Collected data entries:

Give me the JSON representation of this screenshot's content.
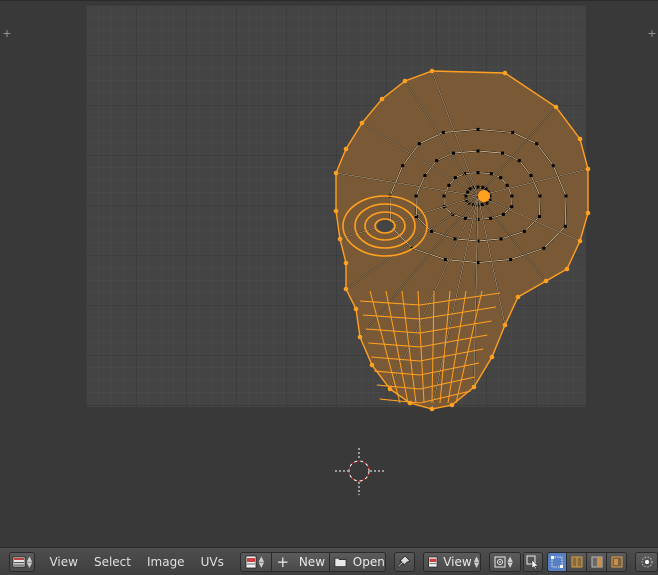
{
  "header": {
    "menus": [
      "View",
      "Select",
      "Image",
      "UVs"
    ],
    "new_label": "New",
    "open_label": "Open",
    "view_label": "View"
  },
  "icons": {
    "editor_type": "image-editor-icon",
    "new": "plus-icon",
    "open": "folder-icon",
    "pin": "pin-icon",
    "pivot": "pivot-icon",
    "sticky": "sticky-select-icon"
  },
  "colors": {
    "mesh_fill": "#7a5a36",
    "edge_select": "#ffa021",
    "background": "#393939",
    "grid_bg": "#444444",
    "active_toggle": "#5680c2"
  }
}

What is being asked: Print the entries above exactly, taking out only the pictures.

Task answer:
Give me the JSON representation of this screenshot's content.
{
  "header": {
    "menus": [
      "View",
      "Select",
      "Image",
      "UVs"
    ],
    "new_label": "New",
    "open_label": "Open",
    "view_label": "View"
  },
  "icons": {
    "editor_type": "image-editor-icon",
    "new": "plus-icon",
    "open": "folder-icon",
    "pin": "pin-icon",
    "pivot": "pivot-icon",
    "sticky": "sticky-select-icon"
  },
  "colors": {
    "mesh_fill": "#7a5a36",
    "edge_select": "#ffa021",
    "background": "#393939",
    "grid_bg": "#444444",
    "active_toggle": "#5680c2"
  }
}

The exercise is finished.